### What the task asks
Gather the lines below that include the string "transactions", copying each in full.

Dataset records
------------------------------------------------------------------------

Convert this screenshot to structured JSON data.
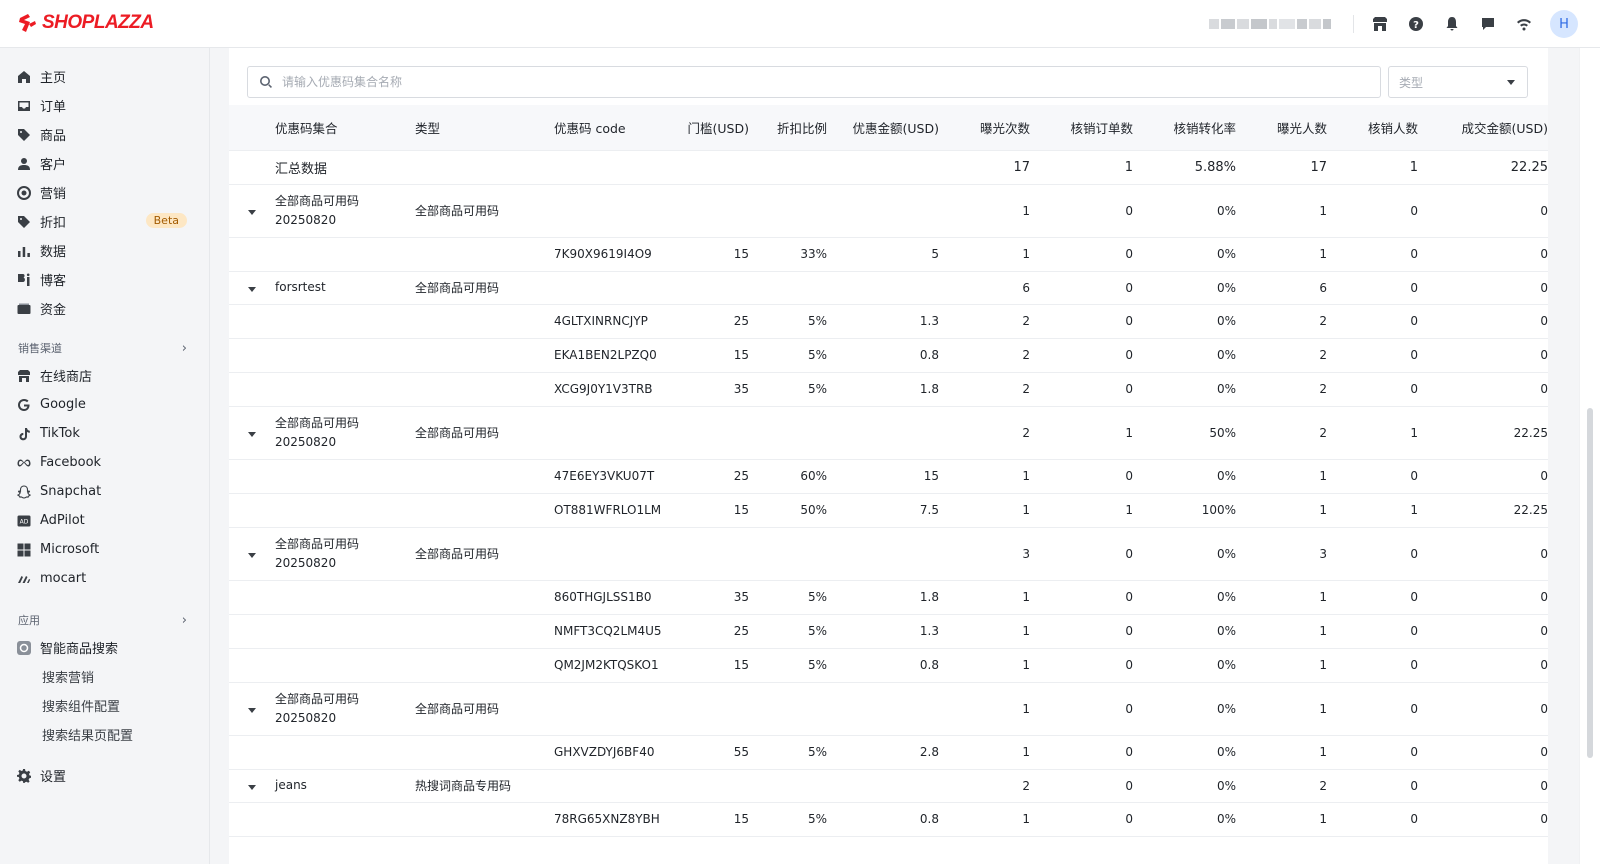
{
  "brand": {
    "name": "SHOPLAZZA",
    "color": "#ec1c24"
  },
  "topbar": {
    "icons": [
      "store-icon",
      "help-icon",
      "bell-icon",
      "message-icon",
      "wifi-icon"
    ],
    "avatar_letter": "H"
  },
  "sidebar": {
    "main_items": [
      {
        "label": "主页",
        "icon": "home-icon"
      },
      {
        "label": "订单",
        "icon": "inbox-icon"
      },
      {
        "label": "商品",
        "icon": "tag-icon"
      },
      {
        "label": "客户",
        "icon": "user-icon"
      },
      {
        "label": "营销",
        "icon": "target-icon"
      },
      {
        "label": "折扣",
        "icon": "discount-tag-icon",
        "badge": "Beta"
      },
      {
        "label": "数据",
        "icon": "chart-icon"
      },
      {
        "label": "博客",
        "icon": "blog-icon"
      },
      {
        "label": "资金",
        "icon": "wallet-icon"
      }
    ],
    "sales_channels_title": "销售渠道",
    "channels": [
      {
        "label": "在线商店",
        "icon": "store-icon"
      },
      {
        "label": "Google",
        "icon": "google-icon"
      },
      {
        "label": "TikTok",
        "icon": "tiktok-icon"
      },
      {
        "label": "Facebook",
        "icon": "meta-icon"
      },
      {
        "label": "Snapchat",
        "icon": "snapchat-icon"
      },
      {
        "label": "AdPilot",
        "icon": "adpilot-icon"
      },
      {
        "label": "Microsoft",
        "icon": "microsoft-icon"
      },
      {
        "label": "mocart",
        "icon": "mocart-icon"
      }
    ],
    "apps_title": "应用",
    "app": {
      "label": "智能商品搜索",
      "icon": "smart-search-icon"
    },
    "app_sub_items": [
      "搜索营销",
      "搜索组件配置",
      "搜索结果页配置"
    ],
    "settings": {
      "label": "设置",
      "icon": "gear-icon"
    }
  },
  "filters": {
    "search_placeholder": "请输入优惠码集合名称",
    "type_placeholder": "类型"
  },
  "table": {
    "headers": {
      "name": "优惠码集合",
      "type": "类型",
      "code": "优惠码 code",
      "threshold": "门槛(USD)",
      "discount": "折扣比例",
      "amount": "优惠金额(USD)",
      "exposure": "曝光次数",
      "orders": "核销订单数",
      "conversion": "核销转化率",
      "exposed_users": "曝光人数",
      "redeemed_users": "核销人数",
      "revenue": "成交金额(USD)"
    },
    "summary": {
      "label": "汇总数据",
      "exposure": "17",
      "orders": "1",
      "conversion": "5.88%",
      "exposed_users": "17",
      "redeemed_users": "1",
      "revenue": "22.25"
    },
    "rows": [
      {
        "kind": "parent",
        "name": "全部商品可用码 20250820",
        "type": "全部商品可用码",
        "exposure": "1",
        "orders": "0",
        "conversion": "0%",
        "exposed_users": "1",
        "redeemed_users": "0",
        "revenue": "0"
      },
      {
        "kind": "child",
        "code": "7K90X9619I4O9",
        "threshold": "15",
        "discount": "33%",
        "amount": "5",
        "exposure": "1",
        "orders": "0",
        "conversion": "0%",
        "exposed_users": "1",
        "redeemed_users": "0",
        "revenue": "0"
      },
      {
        "kind": "parent",
        "name": "forsrtest",
        "type": "全部商品可用码",
        "exposure": "6",
        "orders": "0",
        "conversion": "0%",
        "exposed_users": "6",
        "redeemed_users": "0",
        "revenue": "0"
      },
      {
        "kind": "child",
        "code": "4GLTXINRNCJYP",
        "threshold": "25",
        "discount": "5%",
        "amount": "1.3",
        "exposure": "2",
        "orders": "0",
        "conversion": "0%",
        "exposed_users": "2",
        "redeemed_users": "0",
        "revenue": "0"
      },
      {
        "kind": "child",
        "code": "EKA1BEN2LPZQ0",
        "threshold": "15",
        "discount": "5%",
        "amount": "0.8",
        "exposure": "2",
        "orders": "0",
        "conversion": "0%",
        "exposed_users": "2",
        "redeemed_users": "0",
        "revenue": "0"
      },
      {
        "kind": "child",
        "code": "XCG9J0Y1V3TRB",
        "threshold": "35",
        "discount": "5%",
        "amount": "1.8",
        "exposure": "2",
        "orders": "0",
        "conversion": "0%",
        "exposed_users": "2",
        "redeemed_users": "0",
        "revenue": "0"
      },
      {
        "kind": "parent",
        "name": "全部商品可用码 20250820",
        "type": "全部商品可用码",
        "exposure": "2",
        "orders": "1",
        "conversion": "50%",
        "exposed_users": "2",
        "redeemed_users": "1",
        "revenue": "22.25"
      },
      {
        "kind": "child",
        "code": "47E6EY3VKU07T",
        "threshold": "25",
        "discount": "60%",
        "amount": "15",
        "exposure": "1",
        "orders": "0",
        "conversion": "0%",
        "exposed_users": "1",
        "redeemed_users": "0",
        "revenue": "0"
      },
      {
        "kind": "child",
        "code": "OT881WFRLO1LM",
        "threshold": "15",
        "discount": "50%",
        "amount": "7.5",
        "exposure": "1",
        "orders": "1",
        "conversion": "100%",
        "exposed_users": "1",
        "redeemed_users": "1",
        "revenue": "22.25"
      },
      {
        "kind": "parent",
        "name": "全部商品可用码 20250820",
        "type": "全部商品可用码",
        "exposure": "3",
        "orders": "0",
        "conversion": "0%",
        "exposed_users": "3",
        "redeemed_users": "0",
        "revenue": "0"
      },
      {
        "kind": "child",
        "code": "860THGJLSS1B0",
        "threshold": "35",
        "discount": "5%",
        "amount": "1.8",
        "exposure": "1",
        "orders": "0",
        "conversion": "0%",
        "exposed_users": "1",
        "redeemed_users": "0",
        "revenue": "0"
      },
      {
        "kind": "child",
        "code": "NMFT3CQ2LM4U5",
        "threshold": "25",
        "discount": "5%",
        "amount": "1.3",
        "exposure": "1",
        "orders": "0",
        "conversion": "0%",
        "exposed_users": "1",
        "redeemed_users": "0",
        "revenue": "0"
      },
      {
        "kind": "child",
        "code": "QM2JM2KTQSKO1",
        "threshold": "15",
        "discount": "5%",
        "amount": "0.8",
        "exposure": "1",
        "orders": "0",
        "conversion": "0%",
        "exposed_users": "1",
        "redeemed_users": "0",
        "revenue": "0"
      },
      {
        "kind": "parent",
        "name": "全部商品可用码 20250820",
        "type": "全部商品可用码",
        "exposure": "1",
        "orders": "0",
        "conversion": "0%",
        "exposed_users": "1",
        "redeemed_users": "0",
        "revenue": "0"
      },
      {
        "kind": "child",
        "code": "GHXVZDYJ6BF40",
        "threshold": "55",
        "discount": "5%",
        "amount": "2.8",
        "exposure": "1",
        "orders": "0",
        "conversion": "0%",
        "exposed_users": "1",
        "redeemed_users": "0",
        "revenue": "0"
      },
      {
        "kind": "parent",
        "name": "jeans",
        "type": "热搜词商品专用码",
        "exposure": "2",
        "orders": "0",
        "conversion": "0%",
        "exposed_users": "2",
        "redeemed_users": "0",
        "revenue": "0"
      },
      {
        "kind": "child",
        "code": "78RG65XNZ8YBH",
        "threshold": "15",
        "discount": "5%",
        "amount": "0.8",
        "exposure": "1",
        "orders": "0",
        "conversion": "0%",
        "exposed_users": "1",
        "redeemed_users": "0",
        "revenue": "0"
      }
    ]
  }
}
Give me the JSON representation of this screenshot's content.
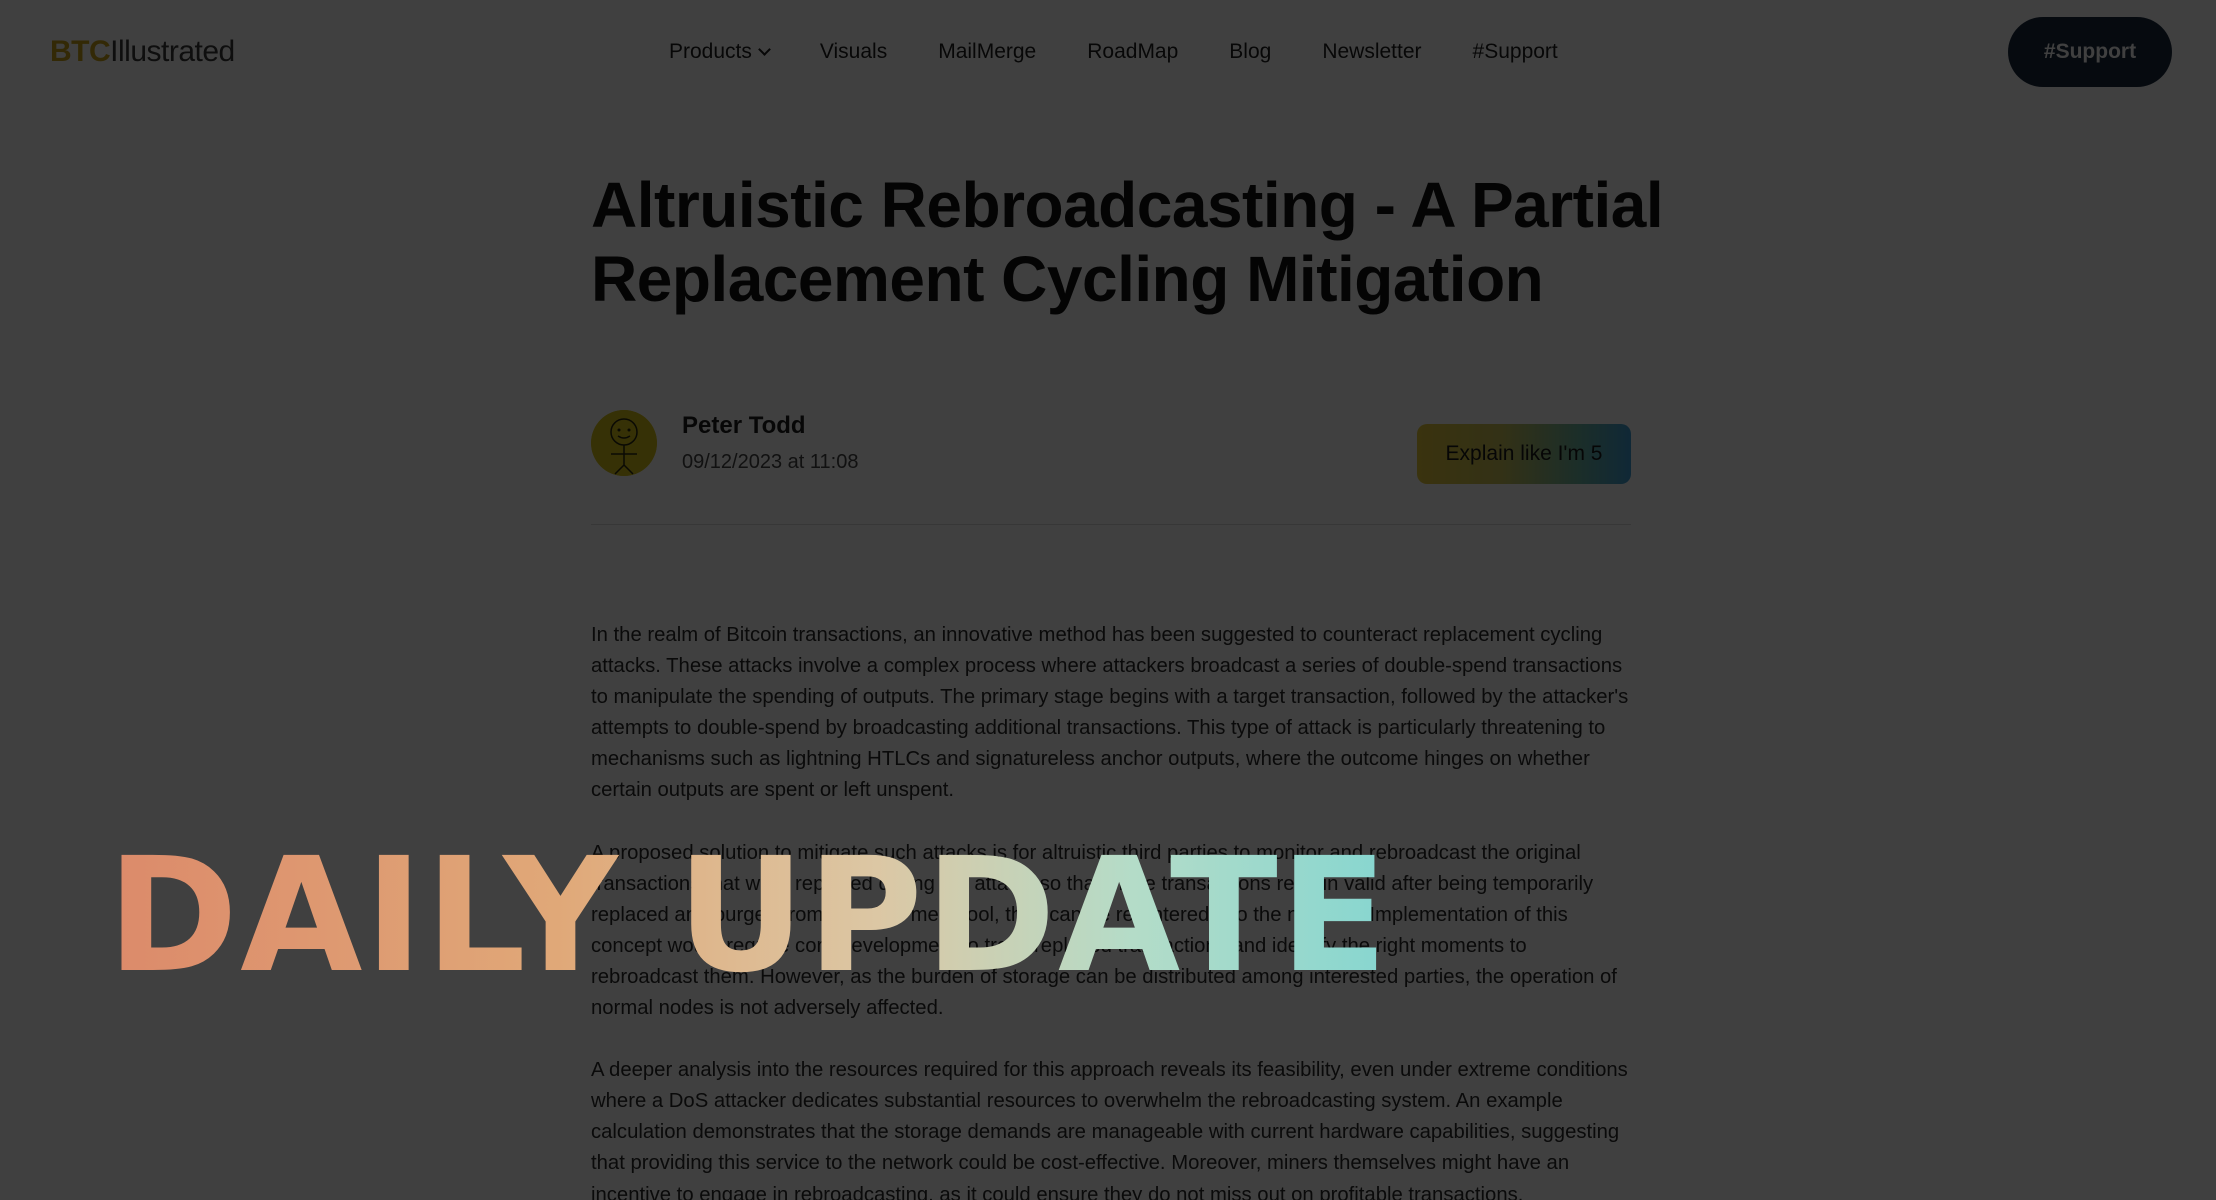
{
  "header": {
    "logo_btc": "BTC",
    "logo_rest": "Illustrated",
    "nav": [
      "Products",
      "Visuals",
      "MailMerge",
      "RoadMap",
      "Blog",
      "Newsletter",
      "#Support"
    ],
    "support_button": "#Support"
  },
  "article": {
    "title": "Altruistic Rebroadcasting - A Partial Replacement Cycling Mitigation",
    "author": "Peter Todd",
    "date": "09/12/2023 at 11:08",
    "eli5_button": "Explain like I'm 5",
    "paragraphs": [
      "In the realm of Bitcoin transactions, an innovative method has been suggested to counteract replacement cycling attacks. These attacks involve a complex process where attackers broadcast a series of double-spend transactions to manipulate the spending of outputs. The primary stage begins with a target transaction, followed by the attacker's attempts to double-spend by broadcasting additional transactions. This type of attack is particularly threatening to mechanisms such as lightning HTLCs and signatureless anchor outputs, where the outcome hinges on whether certain outputs are spent or left unspent.",
      "A proposed solution to mitigate such attacks is for altruistic third parties to monitor and rebroadcast the original transactions that were replaced during the attack, so that those transactions remain valid after being temporarily replaced and purged from a node's mempool, they can be re-entered into the network. Implementation of this concept would require core development to track replaced transactions and identify the right moments to rebroadcast them. However, as the burden of storage can be distributed among interested parties, the operation of normal nodes is not adversely affected.",
      "A deeper analysis into the resources required for this approach reveals its feasibility, even under extreme conditions where a DoS attacker dedicates substantial resources to overwhelm the rebroadcasting system. An example calculation demonstrates that the storage demands are manageable with current hardware capabilities, suggesting that providing this service to the network could be cost-effective. Moreover, miners themselves might have an incentive to engage in rebroadcasting, as it could ensure they do not miss out on profitable transactions."
    ]
  },
  "overlay": {
    "banner_text": "DAILY UPDATE"
  },
  "colors": {
    "logo_accent": "#c9a218",
    "support_button_bg": "#1a2a3f",
    "avatar_bg": "#d8c21a",
    "overlay_dim": "rgba(0,0,0,0.75)"
  },
  "icons": {
    "products_dropdown": "chevron-down-icon",
    "avatar": "smiley-face-avatar"
  }
}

------------------------------------------------------------------------

### Final answer
      "In the realm of Bitcoin transactions, an innovative method has been suggested to counteract replacement cycling attacks. These attacks involve a complex process where attackers broadcast a series of double-spend transactions to manipulate the spending of outputs. The primary stage begins with a target transaction, followed by the attacker's attempts to double-spend by broadcasting additional transactions. This type of attack is particularly threatening to mechanisms such as lightning HTLCs and signatureless anchor outputs, where the outcome hinges on whether certain outputs are spent or left unspent.",
      "A proposed solution to mitigate such attacks is for altruistic third parties to monitor and rebroadcast the original transactions that were replaced during the attack, so that those transactions remain valid after being temporarily replaced and purged from a node's mempool, they can be re-entered into the network. Implementation of this concept would require core development to track replaced transactions and identify the right moments to rebroadcast them. However, as the burden of storage can be distributed among interested parties, the operation of normal nodes is not adversely affected.",
      "A deeper analysis into the resources required for this approach reveals its feasibility, even under extreme conditions where a DoS attacker dedicates substantial resources to overwhelm the rebroadcasting system. An example calculation demonstrates that the storage demands are manageable with current hardware capabilities, suggesting that providing this service to the network could be cost-effective. Moreover, miners themselves might have an incentive to engage in rebroadcasting, as it could ensure they do not miss out on profitable transactions."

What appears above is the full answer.